* Short exercise *
Repeat the records word for word, excluding any picture.

Records

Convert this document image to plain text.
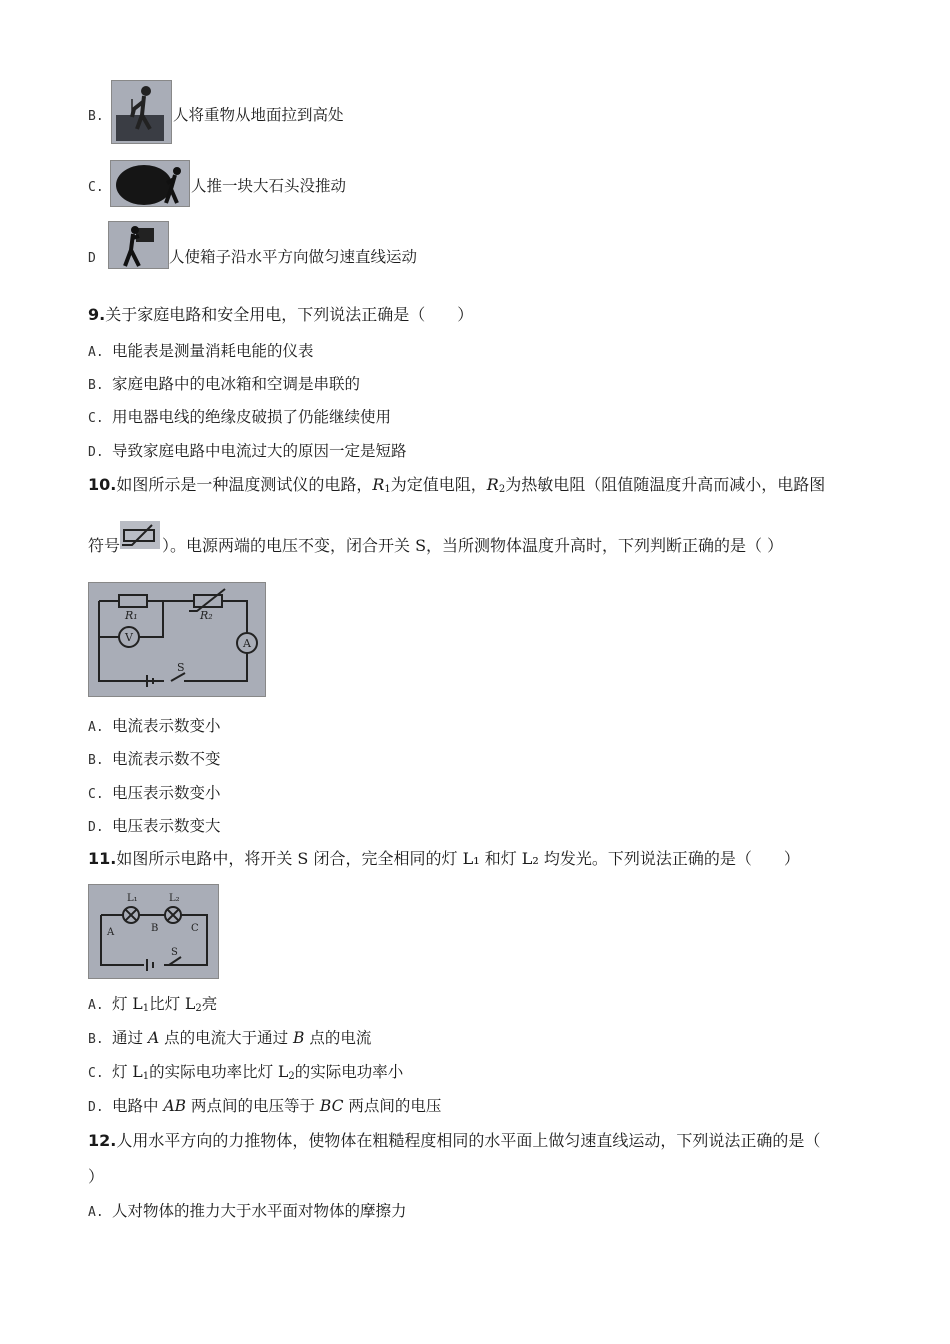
B.	人将重物从地面拉到高处
C.	人推一块大石头没推动
D	人使箱子沿水平方向做匀速直线运动
9.关于家庭电路和安全用电，下列说法正确是（　　）
A. 电能表是测量消耗电能的仪表
B. 家庭电路中的电冰箱和空调是串联的
C. 用电器电线的绝缘皮破损了仍能继续使用
D. 导致家庭电路中电流过大的原因一定是短路
10.如图所示是一种温度测试仪的电路，$R_1$为定值电阻，$R_2$为热敏电阻（阻值随温度升高而减小，电路图
符号	）。电源两端的电压不变，闭合开关 S，当所测物体温度升高时，下列判断正确的是（ ）
R₁	R₂
V	A
S
A. 电流表示数变小
B. 电流表示数不变
C. 电压表示数变小
D. 电压表示数变大
11.如图所示电路中，将开关 S 闭合，完全相同的灯 L₁ 和灯 L₂ 均发光。下列说法正确的是（　　）
L₁	L₂
A	B	C
S
A. 灯 $L_1$比灯 $L_2$亮
B. 通过 A 点的电流大于通过 B 点的电流
C. 灯 $L_1$的实际电功率比灯 $L_2$的实际电功率小
D. 电路中 AB 两点间的电压等于 BC 两点间的电压
12.人用水平方向的力推物体，使物体在粗糙程度相同的水平面上做匀速直线运动，下列说法正确的是（
）
A. 人对物体的推力大于水平面对物体的摩擦力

* Reply to the task *
Convert this document image to plain text.
B.	人将重物从地面拉到高处
C.	人推一块大石头没推动
D	人使箱子沿水平方向做匀速直线运动
9.关于家庭电路和安全用电，下列说法正确是（　　）
A. 电能表是测量消耗电能的仪表
B. 家庭电路中的电冰箱和空调是串联的
C. 用电器电线的绝缘皮破损了仍能继续使用
D. 导致家庭电路中电流过大的原因一定是短路
10.如图所示是一种温度测试仪的电路，$R_1$为定值电阻，$R_2$为热敏电阻（阻值随温度升高而减小，电路图
符号	）。电源两端的电压不变，闭合开关 S，当所测物体温度升高时，下列判断正确的是（ ）
R₁	R₂
V	A
S
A. 电流表示数变小
B. 电流表示数不变
C. 电压表示数变小
D. 电压表示数变大
11.如图所示电路中，将开关 S 闭合，完全相同的灯 L₁ 和灯 L₂ 均发光。下列说法正确的是（　　）
L₁	L₂
A	B	C
S
A. 灯 $L_1$比灯 $L_2$亮
B. 通过 A 点的电流大于通过 B 点的电流
C. 灯 $L_1$的实际电功率比灯 $L_2$的实际电功率小
D. 电路中 AB 两点间的电压等于 BC 两点间的电压
12.人用水平方向的力推物体，使物体在粗糙程度相同的水平面上做匀速直线运动，下列说法正确的是（
）
A. 人对物体的推力大于水平面对物体的摩擦力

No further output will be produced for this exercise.